Exercise requirements: Every entry should be repeated exactly. Omit the pictures.

Start of Material supplied

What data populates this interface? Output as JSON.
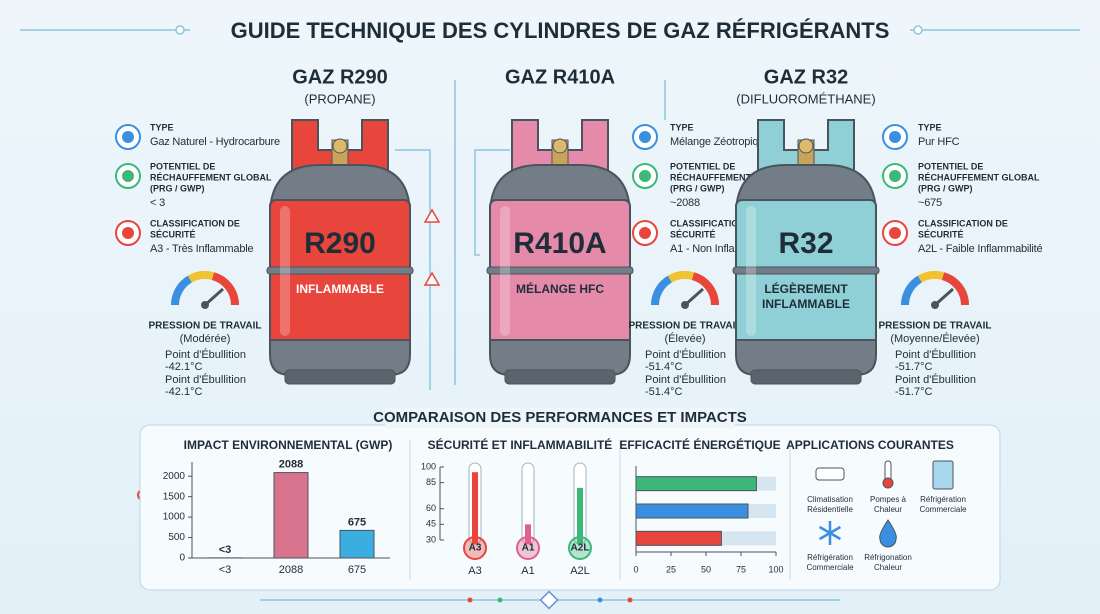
{
  "header": {
    "title": "GUIDE TECHNIQUE DES CYLINDRES DE GAZ RÉFRIGÉRANTS"
  },
  "gases": [
    {
      "name": "GAZ R290",
      "subtitle": "(PROPANE)",
      "cylinder_label": "R290",
      "band_label": "INFLAMMABLE",
      "color": "#e8453c",
      "specs": [
        {
          "label": [
            "TYPE"
          ],
          "value": "Gaz Naturel - Hydrocarbure"
        },
        {
          "label": [
            "POTENTIEL DE",
            "RÉCHAUFFEMENT GLOBAL",
            "(PRG / GWP)"
          ],
          "value": "< 3"
        },
        {
          "label": [
            "CLASSIFICATION DE",
            "SÉCURITÉ"
          ],
          "value": "A3 - Très Inflammable"
        }
      ],
      "pressure": {
        "label": "PRESSION DE TRAVAIL",
        "level": "(Modérée)",
        "boiling": [
          {
            "label": "Point d'Ébullition",
            "value": "-42.1°C"
          },
          {
            "label": "Point d'Ébullition",
            "value": "-42.1°C"
          }
        ]
      }
    },
    {
      "name": "GAZ R410A",
      "cylinder_label": "R410A",
      "band_label": "MÉLANGE HFC",
      "color": "#e58aa9",
      "specs": [
        {
          "label": [
            "TYPE"
          ],
          "value": "Mélange Zéotropique"
        },
        {
          "label": [
            "POTENTIEL DE",
            "RÉCHAUFFEMENT GLOBAL",
            "(PRG / GWP)"
          ],
          "value": "~2088"
        },
        {
          "label": [
            "CLASSIFICATION DE",
            "SÉCURITÉ"
          ],
          "value": "A1 - Non Inflammable"
        }
      ],
      "pressure": {
        "label": "PRESSION DE TRAVAIL",
        "level": "(Élevée)",
        "boiling": [
          {
            "label": "Point d'Ébullition",
            "value": "-51.4°C"
          },
          {
            "label": "Point d'Ébullition",
            "value": "-51.4°C"
          }
        ]
      }
    },
    {
      "name": "GAZ R32",
      "subtitle": "(DIFLUOROMÉTHANE)",
      "cylinder_label": "R32",
      "band_label": "LÉGÈREMENT INFLAMMABLE",
      "color": "#8fd0d6",
      "specs": [
        {
          "label": [
            "TYPE"
          ],
          "value": "Pur HFC"
        },
        {
          "label": [
            "POTENTIEL DE",
            "RÉCHAUFFEMENT GLOBAL",
            "(PRG / GWP)"
          ],
          "value": "~675"
        },
        {
          "label": [
            "CLASSIFICATION DE",
            "SÉCURITÉ"
          ],
          "value": "A2L - Faible Inflammabilité"
        }
      ],
      "pressure": {
        "label": "PRESSION DE TRAVAIL",
        "level": "(Moyenne/Élevée)",
        "boiling": [
          {
            "label": "Point d'Ébullition",
            "value": "-51.7°C"
          },
          {
            "label": "Point d'Ébullition",
            "value": "-51.7°C"
          }
        ]
      }
    }
  ],
  "comparison": {
    "title": "COMPARAISON DES PERFORMANCES ET IMPACTS",
    "applications": {
      "title": "APPLICATIONS COURANTES",
      "items": [
        [
          "Climatisation",
          "Résidentielle"
        ],
        [
          "Pompes à",
          "Chaleur"
        ],
        [
          "Réfrigération",
          "Commerciale"
        ],
        [
          "Réfrigération",
          "Commerciale"
        ],
        [
          "Réfrigonation",
          "Chaleur"
        ]
      ]
    }
  },
  "chart_data": [
    {
      "type": "bar",
      "title": "IMPACT ENVIRONNEMENTAL (GWP)",
      "categories": [
        "<3",
        "2088",
        "675"
      ],
      "values": [
        3,
        2088,
        675
      ],
      "value_labels": [
        "<3",
        "2088",
        "675"
      ],
      "colors": [
        "#4caf50",
        "#d9748f",
        "#3aaee0"
      ],
      "ylim": [
        0,
        2200
      ],
      "yticks": [
        0,
        500,
        1000,
        1500,
        2000
      ]
    },
    {
      "type": "thermometer",
      "title": "SÉCURITÉ ET INFLAMMABILITÉ",
      "categories": [
        "A3",
        "A1",
        "A2L"
      ],
      "values": [
        95,
        45,
        80
      ],
      "colors": [
        "#e8453c",
        "#e0608a",
        "#3cb878"
      ],
      "ylim": [
        30,
        100
      ],
      "yticks": [
        30,
        45,
        60,
        85,
        100
      ]
    },
    {
      "type": "hbar",
      "title": "EFFICACITÉ ÉNERGÉTIQUE",
      "values": [
        86,
        80,
        61
      ],
      "colors": [
        "#3cb878",
        "#3a8fe0",
        "#e8453c"
      ],
      "xlim": [
        0,
        100
      ],
      "xticks": [
        0,
        25,
        50,
        75,
        100
      ]
    }
  ]
}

End of Material supplied

Solution to this problem:
What data populates this interface? Output as JSON.
{
  "header": {
    "title": "GUIDE TECHNIQUE DES CYLINDRES DE GAZ RÉFRIGÉRANTS"
  },
  "gases": [
    {
      "name": "GAZ R290",
      "subtitle": "(PROPANE)",
      "cylinder_label": "R290",
      "band_label": "INFLAMMABLE",
      "color": "#e8453c",
      "specs": [
        {
          "label": [
            "TYPE"
          ],
          "value": "Gaz Naturel - Hydrocarbure"
        },
        {
          "label": [
            "POTENTIEL DE",
            "RÉCHAUFFEMENT GLOBAL",
            "(PRG / GWP)"
          ],
          "value": "< 3"
        },
        {
          "label": [
            "CLASSIFICATION DE",
            "SÉCURITÉ"
          ],
          "value": "A3 - Très Inflammable"
        }
      ],
      "pressure": {
        "label": "PRESSION DE TRAVAIL",
        "level": "(Modérée)",
        "boiling": [
          {
            "label": "Point d'Ébullition",
            "value": "-42.1°C"
          },
          {
            "label": "Point d'Ébullition",
            "value": "-42.1°C"
          }
        ]
      }
    },
    {
      "name": "GAZ R410A",
      "cylinder_label": "R410A",
      "band_label": "MÉLANGE HFC",
      "color": "#e58aa9",
      "specs": [
        {
          "label": [
            "TYPE"
          ],
          "value": "Mélange Zéotropique"
        },
        {
          "label": [
            "POTENTIEL DE",
            "RÉCHAUFFEMENT GLOBAL",
            "(PRG / GWP)"
          ],
          "value": "~2088"
        },
        {
          "label": [
            "CLASSIFICATION DE",
            "SÉCURITÉ"
          ],
          "value": "A1 - Non Inflammable"
        }
      ],
      "pressure": {
        "label": "PRESSION DE TRAVAIL",
        "level": "(Élevée)",
        "boiling": [
          {
            "label": "Point d'Ébullition",
            "value": "-51.4°C"
          },
          {
            "label": "Point d'Ébullition",
            "value": "-51.4°C"
          }
        ]
      }
    },
    {
      "name": "GAZ R32",
      "subtitle": "(DIFLUOROMÉTHANE)",
      "cylinder_label": "R32",
      "band_label": "LÉGÈREMENT INFLAMMABLE",
      "color": "#8fd0d6",
      "specs": [
        {
          "label": [
            "TYPE"
          ],
          "value": "Pur HFC"
        },
        {
          "label": [
            "POTENTIEL DE",
            "RÉCHAUFFEMENT GLOBAL",
            "(PRG / GWP)"
          ],
          "value": "~675"
        },
        {
          "label": [
            "CLASSIFICATION DE",
            "SÉCURITÉ"
          ],
          "value": "A2L - Faible Inflammabilité"
        }
      ],
      "pressure": {
        "label": "PRESSION DE TRAVAIL",
        "level": "(Moyenne/Élevée)",
        "boiling": [
          {
            "label": "Point d'Ébullition",
            "value": "-51.7°C"
          },
          {
            "label": "Point d'Ébullition",
            "value": "-51.7°C"
          }
        ]
      }
    }
  ],
  "comparison": {
    "title": "COMPARAISON DES PERFORMANCES ET IMPACTS",
    "applications": {
      "title": "APPLICATIONS COURANTES",
      "items": [
        [
          "Climatisation",
          "Résidentielle"
        ],
        [
          "Pompes à",
          "Chaleur"
        ],
        [
          "Réfrigération",
          "Commerciale"
        ],
        [
          "Réfrigération",
          "Commerciale"
        ],
        [
          "Réfrigonation",
          "Chaleur"
        ]
      ]
    }
  },
  "chart_data": [
    {
      "type": "bar",
      "title": "IMPACT ENVIRONNEMENTAL (GWP)",
      "categories": [
        "<3",
        "2088",
        "675"
      ],
      "values": [
        3,
        2088,
        675
      ],
      "value_labels": [
        "<3",
        "2088",
        "675"
      ],
      "colors": [
        "#4caf50",
        "#d9748f",
        "#3aaee0"
      ],
      "ylim": [
        0,
        2200
      ],
      "yticks": [
        0,
        500,
        1000,
        1500,
        2000
      ]
    },
    {
      "type": "thermometer",
      "title": "SÉCURITÉ ET INFLAMMABILITÉ",
      "categories": [
        "A3",
        "A1",
        "A2L"
      ],
      "values": [
        95,
        45,
        80
      ],
      "colors": [
        "#e8453c",
        "#e0608a",
        "#3cb878"
      ],
      "ylim": [
        30,
        100
      ],
      "yticks": [
        30,
        45,
        60,
        85,
        100
      ]
    },
    {
      "type": "hbar",
      "title": "EFFICACITÉ ÉNERGÉTIQUE",
      "values": [
        86,
        80,
        61
      ],
      "colors": [
        "#3cb878",
        "#3a8fe0",
        "#e8453c"
      ],
      "xlim": [
        0,
        100
      ],
      "xticks": [
        0,
        25,
        50,
        75,
        100
      ]
    }
  ]
}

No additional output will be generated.